## [What is needed]
Copy every line of the data that includes the string "τους".

## [Input material]

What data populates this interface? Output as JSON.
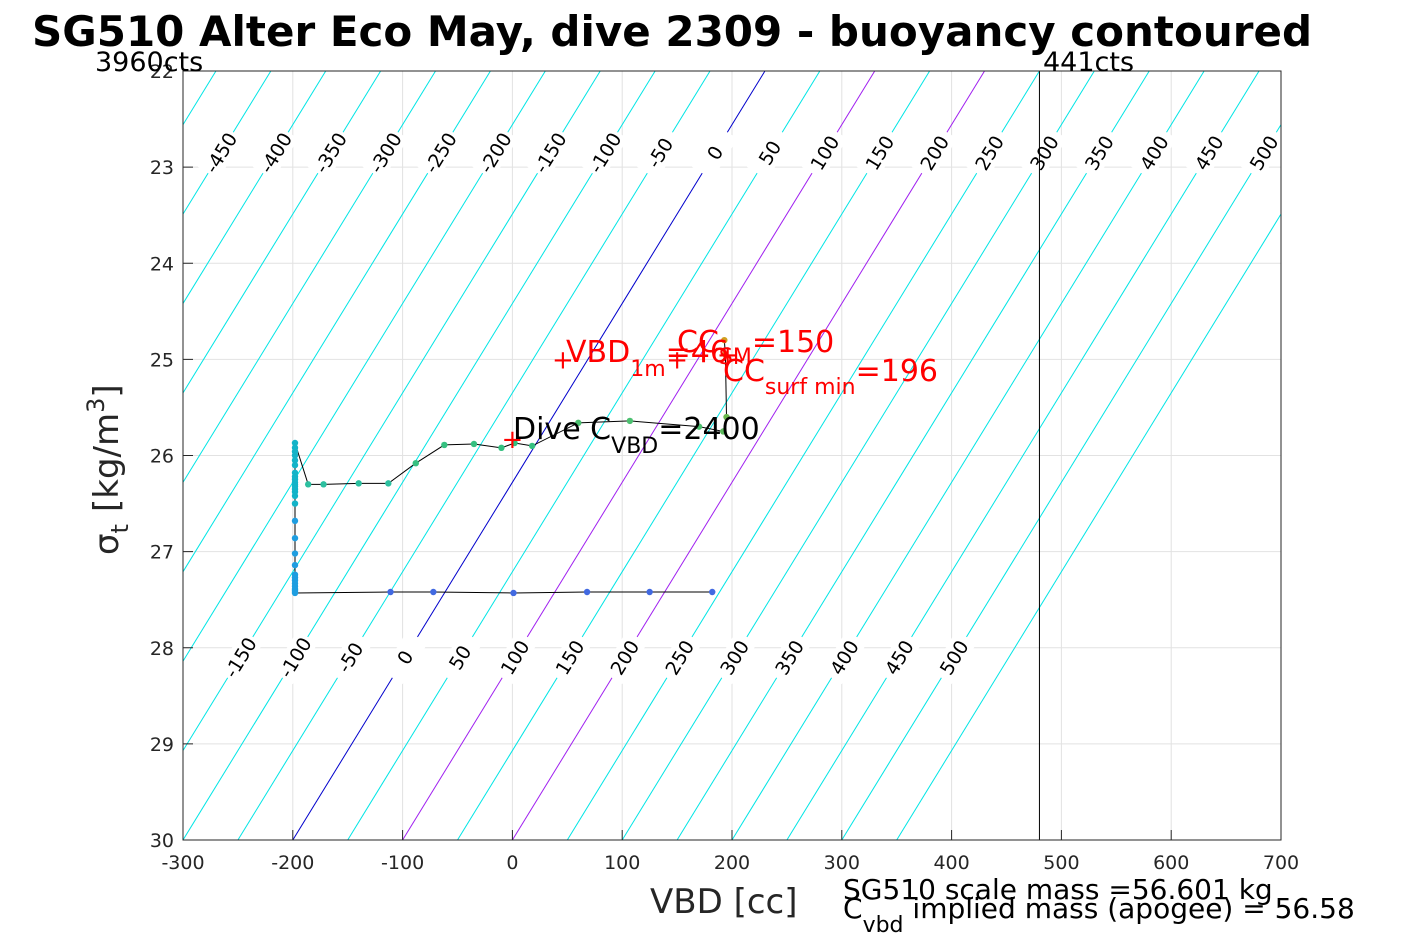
{
  "chart_data": {
    "type": "scatter",
    "title": "SG510 Alter Eco May, dive 2309 - buoyancy contoured",
    "xlabel": "VBD [cc]",
    "ylabel": {
      "main": "σ",
      "sub": "t",
      "unit": "[kg/m",
      "sup": "3",
      "close": "]"
    },
    "xlim": [
      -300,
      700
    ],
    "ylim": [
      22,
      30
    ],
    "y_reversed": true,
    "grid": true,
    "x_ticks": [
      -300,
      -200,
      -100,
      0,
      100,
      200,
      300,
      400,
      500,
      600,
      700
    ],
    "y_ticks": [
      23,
      24,
      25,
      26,
      27,
      28,
      29,
      30
    ],
    "y_tick_labels": [
      "23",
      "24",
      "25",
      "26",
      "27",
      "28",
      "29",
      "30"
    ],
    "vbd_counts": {
      "min_label": "3960cts",
      "max_label": "441cts",
      "max_vbd": 480
    },
    "buoyancy_contours": {
      "spacing": 50,
      "min": -500,
      "max": 550,
      "zero_vbd_at_sigma30": -200,
      "vbd_shift_per_sigma": 53.75,
      "colors": {
        "default": "#00e5e5",
        "zero": "#0000cc",
        "highlight": "#a020f0"
      },
      "highlighted": [
        100,
        200
      ],
      "top_labels": [
        "-450",
        "-400",
        "-350",
        "-300",
        "-250",
        "-200",
        "-150",
        "-100",
        "-50",
        "0",
        "50",
        "100",
        "150",
        "200",
        "250",
        "300",
        "350",
        "400",
        "450",
        "500"
      ],
      "bottom_labels": [
        "-150",
        "-100",
        "-50",
        "0",
        "50",
        "100",
        "150",
        "200",
        "250",
        "300",
        "350",
        "400",
        "450",
        "500"
      ]
    },
    "profile": {
      "x": [
        182,
        125,
        68,
        1,
        -72,
        -111,
        -198,
        -198,
        -198,
        -198,
        -198,
        -198,
        -198,
        -198,
        -198,
        -198,
        -198,
        -198,
        -198,
        -198,
        -198,
        -198,
        -198,
        -198,
        -198,
        -198,
        -198,
        -198,
        -198,
        -198,
        -198,
        -198,
        -198,
        -198,
        -186,
        -172,
        -140,
        -113,
        -88,
        -62,
        -35,
        -10,
        2,
        18,
        60,
        107,
        170,
        192,
        195,
        194,
        193
      ],
      "y": [
        27.42,
        27.42,
        27.42,
        27.43,
        27.42,
        27.42,
        27.43,
        27.41,
        27.39,
        27.36,
        27.33,
        27.3,
        27.27,
        27.24,
        27.14,
        27.02,
        26.86,
        26.68,
        26.5,
        26.42,
        26.38,
        26.35,
        26.32,
        26.3,
        26.28,
        26.25,
        26.22,
        26.18,
        26.1,
        26.05,
        26.0,
        25.96,
        25.92,
        25.87,
        26.3,
        26.3,
        26.29,
        26.29,
        26.08,
        25.89,
        25.88,
        25.92,
        25.87,
        25.9,
        25.66,
        25.64,
        25.7,
        25.75,
        25.6,
        24.95,
        24.8
      ],
      "colors": [
        "#4169e1",
        "#4169e1",
        "#4169e1",
        "#4169e1",
        "#4169e1",
        "#4169e1",
        "#1e9de0",
        "#1e9de0",
        "#1e9de0",
        "#1e9de0",
        "#1e9de0",
        "#1e9de0",
        "#1e9de0",
        "#1e9de0",
        "#1e9de0",
        "#1e9de0",
        "#1e9de0",
        "#1e9de0",
        "#13b3c8",
        "#13b3c8",
        "#13b3c8",
        "#13b3c8",
        "#13b3c8",
        "#13b3c8",
        "#13b3c8",
        "#13b3c8",
        "#13b3c8",
        "#13b3c8",
        "#13b3c8",
        "#13b3c8",
        "#13b3c8",
        "#13b3c8",
        "#13b3c8",
        "#13b3c8",
        "#2dc0a0",
        "#2dc0a0",
        "#2dc0a0",
        "#2dc0a0",
        "#35c080",
        "#35c080",
        "#35c080",
        "#35c080",
        "#35c080",
        "#35c080",
        "#4cc070",
        "#4cc070",
        "#4cc070",
        "#5cb85c",
        "#6ab84c",
        "#b5b520",
        "#d0a020"
      ],
      "line_color": "#000000"
    },
    "markers": [
      {
        "x": 0,
        "y": 25.83,
        "symbol": "+",
        "color": "#ff0000"
      },
      {
        "x": 46,
        "y": 25.0,
        "symbol": "+",
        "color": "#ff0000"
      },
      {
        "x": 150,
        "y": 25.0,
        "symbol": "+",
        "color": "#ff0000"
      },
      {
        "x": 196,
        "y": 24.95,
        "symbol": "+",
        "color": "#ff0000"
      }
    ],
    "annotations": {
      "vbd_1m": {
        "main": "VBD",
        "sub": "1m",
        "value": "=46"
      },
      "cc_sm": {
        "main": "CC",
        "sub": "SM",
        "value": "=150"
      },
      "cc_surf": {
        "main": "CC",
        "sub": "surf min",
        "value": "=196"
      },
      "dive_c": {
        "main": "Dive C",
        "sub": "VBD",
        "value": "=2400"
      }
    },
    "footer": {
      "scale_mass": "SG510 scale mass =56.601 kg",
      "implied_main": "C",
      "implied_sub": "vbd",
      "implied_rest": " implied mass (apogee) = 56.58"
    }
  }
}
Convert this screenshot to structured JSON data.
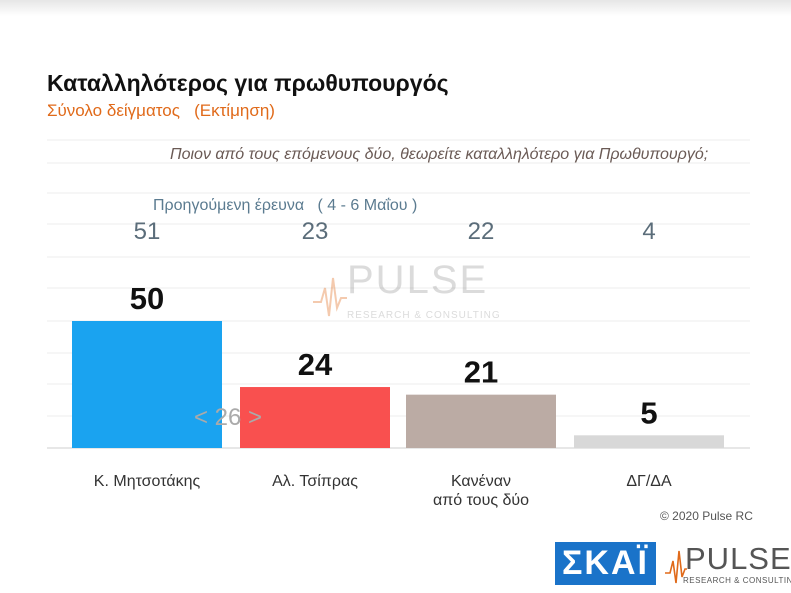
{
  "title": "Καταλληλότερος για πρωθυπουργός",
  "subtitle": "Σύνολο δείγματος   (Εκτίμηση)",
  "question": "Ποιον από τους επόμενους δύο, θεωρείτε καταλληλότερο για Πρωθυπουργό;",
  "previous_survey_label": "Προηγούμενη έρευνα   ( 4 - 6 Μαΐου )",
  "difference_label": "< 26 >",
  "copyright": "© 2020 Pulse RC",
  "logos": {
    "skai": "ΣΚΑΪ",
    "pulse": "PULSE",
    "pulse_sub": "RESEARCH & CONSULTING"
  },
  "watermark": {
    "word": "PULSE",
    "sub": "RESEARCH & CONSULTING"
  },
  "chart_data": {
    "type": "bar",
    "title": "Καταλληλότερος για πρωθυπουργός",
    "categories": [
      "Κ. Μητσοτάκης",
      "Αλ. Τσίπρας",
      "Κανέναν από τους δύο",
      "ΔΓ/ΔΑ"
    ],
    "category_lines": [
      [
        "Κ. Μητσοτάκης"
      ],
      [
        "Αλ. Τσίπρας"
      ],
      [
        "Κανέναν",
        "από τους δύο"
      ],
      [
        "ΔΓ/ΔΑ"
      ]
    ],
    "values": [
      50,
      24,
      21,
      5
    ],
    "previous_values": [
      51,
      23,
      22,
      4
    ],
    "colors": [
      "#1aa3f0",
      "#f9504f",
      "#bbaba4",
      "#d8d8d8"
    ],
    "ylim": [
      0,
      50
    ],
    "grid": true
  }
}
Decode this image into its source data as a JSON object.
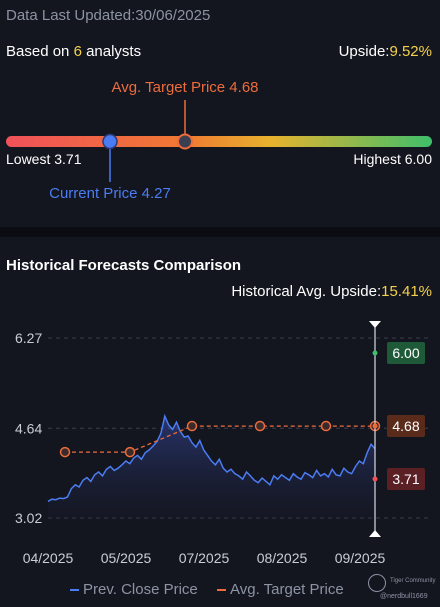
{
  "header": {
    "updated_label": "Data Last Updated:30/06/2025"
  },
  "summary": {
    "based_prefix": "Based on ",
    "analyst_count": "6",
    "based_suffix": " analysts",
    "upside_label": "Upside:",
    "upside_value": "9.52%"
  },
  "gauge": {
    "target_label": "Avg. Target Price 4.68",
    "lowest_label": "Lowest 3.71",
    "highest_label": "Highest 6.00",
    "current_label": "Current Price 4.27",
    "low": 3.71,
    "high": 6.0,
    "current": 4.27,
    "target": 4.68
  },
  "history": {
    "title": "Historical Forecasts Comparison",
    "avg_upside_label": "Historical Avg. Upside:",
    "avg_upside_value": "15.41%"
  },
  "colors": {
    "accent_yellow": "#f5d14b",
    "target_orange": "#ec6c3d",
    "current_blue": "#4a7cf3",
    "high_green": "#1f5a38",
    "low_red": "#5a2024"
  },
  "chart_data": {
    "type": "line",
    "x_ticks": [
      "04/2025",
      "05/2025",
      "07/2025",
      "08/2025",
      "09/2025"
    ],
    "y_ticks": [
      "6.27",
      "4.64",
      "3.02"
    ],
    "ylim": [
      3.02,
      6.27
    ],
    "series": [
      {
        "name": "Prev. Close Price",
        "values": [
          3.32,
          3.36,
          3.35,
          3.38,
          3.37,
          3.4,
          3.55,
          3.62,
          3.58,
          3.7,
          3.75,
          3.68,
          3.8,
          3.85,
          3.78,
          3.9,
          3.95,
          3.88,
          3.92,
          3.98,
          4.05,
          4.0,
          4.1,
          4.15,
          4.08,
          4.2,
          4.25,
          4.32,
          4.4,
          4.55,
          4.86,
          4.7,
          4.62,
          4.75,
          4.58,
          4.48,
          4.5,
          4.38,
          4.3,
          4.42,
          4.25,
          4.15,
          4.05,
          3.98,
          4.08,
          3.92,
          3.85,
          3.9,
          3.82,
          3.78,
          3.72,
          3.85,
          3.78,
          3.7,
          3.66,
          3.74,
          3.68,
          3.62,
          3.78,
          3.72,
          3.8,
          3.75,
          3.7,
          3.82,
          3.76,
          3.72,
          3.84,
          3.8,
          3.75,
          3.88,
          3.78,
          3.82,
          3.76,
          3.9,
          3.8,
          3.78,
          3.92,
          3.85,
          3.82,
          3.95,
          4.05,
          4.0,
          4.2,
          4.35,
          4.27
        ]
      },
      {
        "name": "Avg. Target Price",
        "values": [
          4.21,
          4.21,
          4.68,
          4.68,
          4.68,
          4.68
        ]
      }
    ],
    "latest": {
      "high": "6.00",
      "target": "4.68",
      "low": "3.71"
    }
  },
  "legend": {
    "close_label": "Prev. Close Price",
    "target_label": "Avg. Target Price"
  },
  "watermark": {
    "brand": "Tiger Community",
    "user": "@nerdbull1669"
  }
}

## [Task result]
  "question": "Ποιον από τους επόμενους δύο, θεωρείτε καταλληλότερο για Πρωθυπουργό;",
      "Κανέναν από τους δύο",
        "από τους δύο"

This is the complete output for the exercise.